§ **Extracted material**:

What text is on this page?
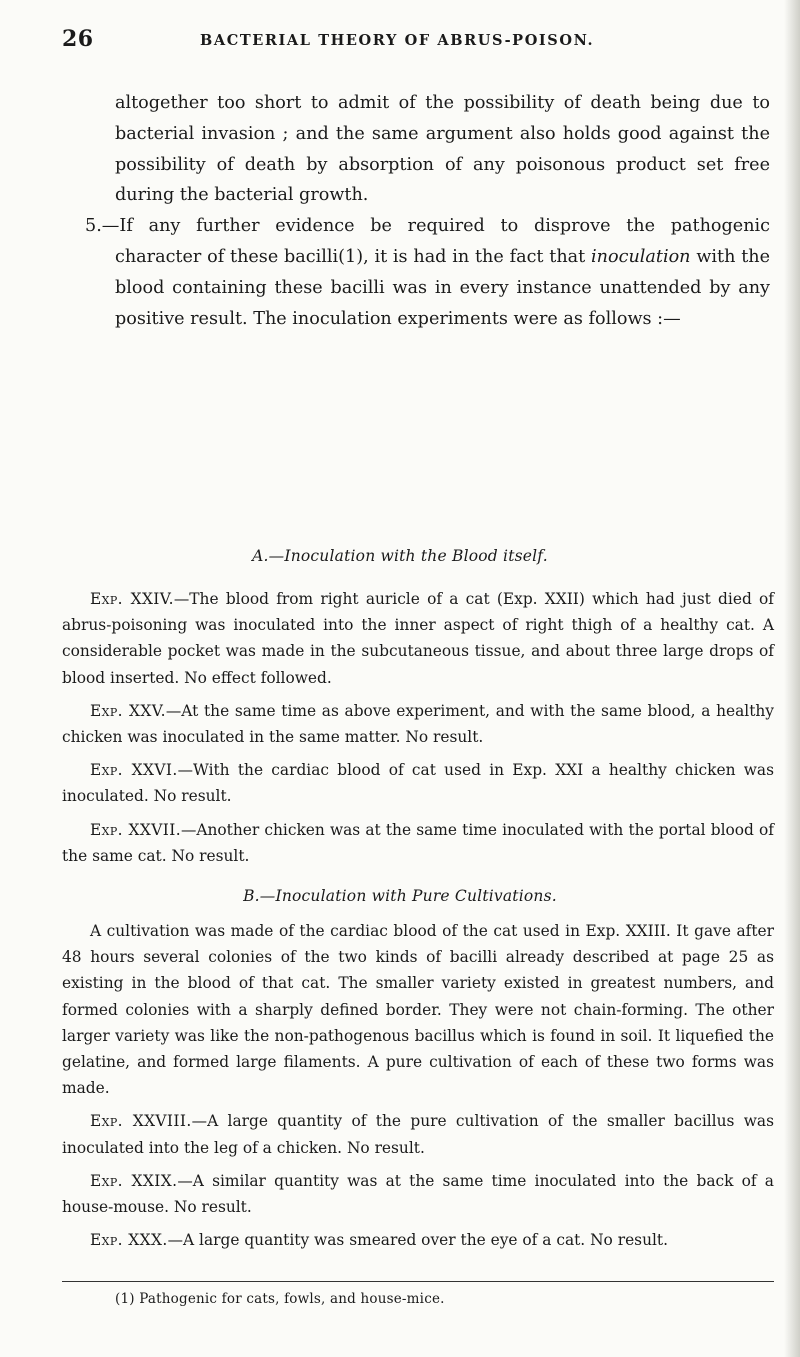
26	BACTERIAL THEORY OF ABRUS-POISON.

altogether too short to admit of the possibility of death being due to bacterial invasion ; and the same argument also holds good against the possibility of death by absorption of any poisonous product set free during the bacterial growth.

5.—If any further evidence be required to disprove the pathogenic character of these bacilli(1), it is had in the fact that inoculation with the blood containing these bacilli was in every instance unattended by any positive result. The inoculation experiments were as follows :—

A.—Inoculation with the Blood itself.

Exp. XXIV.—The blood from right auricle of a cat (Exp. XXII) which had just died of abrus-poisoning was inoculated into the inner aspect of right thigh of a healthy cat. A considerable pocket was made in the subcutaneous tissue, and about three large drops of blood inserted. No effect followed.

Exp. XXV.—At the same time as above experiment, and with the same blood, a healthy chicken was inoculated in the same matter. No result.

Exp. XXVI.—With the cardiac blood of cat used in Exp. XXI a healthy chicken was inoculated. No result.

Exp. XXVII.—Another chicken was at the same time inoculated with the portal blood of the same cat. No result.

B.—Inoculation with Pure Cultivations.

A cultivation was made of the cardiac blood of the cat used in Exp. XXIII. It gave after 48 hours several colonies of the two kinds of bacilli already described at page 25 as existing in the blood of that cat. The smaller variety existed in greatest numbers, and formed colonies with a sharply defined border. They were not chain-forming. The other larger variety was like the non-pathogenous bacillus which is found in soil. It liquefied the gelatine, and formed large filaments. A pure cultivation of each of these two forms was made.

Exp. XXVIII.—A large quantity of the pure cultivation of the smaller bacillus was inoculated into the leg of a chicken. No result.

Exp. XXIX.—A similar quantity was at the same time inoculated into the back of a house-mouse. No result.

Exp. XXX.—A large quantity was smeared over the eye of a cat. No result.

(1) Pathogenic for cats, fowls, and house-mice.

§ **Task requirements**: Could you write the entries out again exactly, without their pictures?

§ **Task solution**:
What text is on this page?
26	BACTERIAL THEORY OF ABRUS-POISON.

altogether too short to admit of the possibility of death being due to bacterial invasion ; and the same argument also holds good against the possibility of death by absorption of any poisonous product set free during the bacterial growth.

5.—If any further evidence be required to disprove the pathogenic character of these bacilli(1), it is had in the fact that inoculation with the blood containing these bacilli was in every instance unattended by any positive result. The inoculation experiments were as follows :—

A.—Inoculation with the Blood itself.

Exp. XXIV.—The blood from right auricle of a cat (Exp. XXII) which had just died of abrus-poisoning was inoculated into the inner aspect of right thigh of a healthy cat. A considerable pocket was made in the subcutaneous tissue, and about three large drops of blood inserted. No effect followed.

Exp. XXV.—At the same time as above experiment, and with the same blood, a healthy chicken was inoculated in the same matter. No result.

Exp. XXVI.—With the cardiac blood of cat used in Exp. XXI a healthy chicken was inoculated. No result.

Exp. XXVII.—Another chicken was at the same time inoculated with the portal blood of the same cat. No result.

B.—Inoculation with Pure Cultivations.

A cultivation was made of the cardiac blood of the cat used in Exp. XXIII. It gave after 48 hours several colonies of the two kinds of bacilli already described at page 25 as existing in the blood of that cat. The smaller variety existed in greatest numbers, and formed colonies with a sharply defined border. They were not chain-forming. The other larger variety was like the non-pathogenous bacillus which is found in soil. It liquefied the gelatine, and formed large filaments. A pure cultivation of each of these two forms was made.

Exp. XXVIII.—A large quantity of the pure cultivation of the smaller bacillus was inoculated into the leg of a chicken. No result.

Exp. XXIX.—A similar quantity was at the same time inoculated into the back of a house-mouse. No result.

Exp. XXX.—A large quantity was smeared over the eye of a cat. No result.

(1) Pathogenic for cats, fowls, and house-mice.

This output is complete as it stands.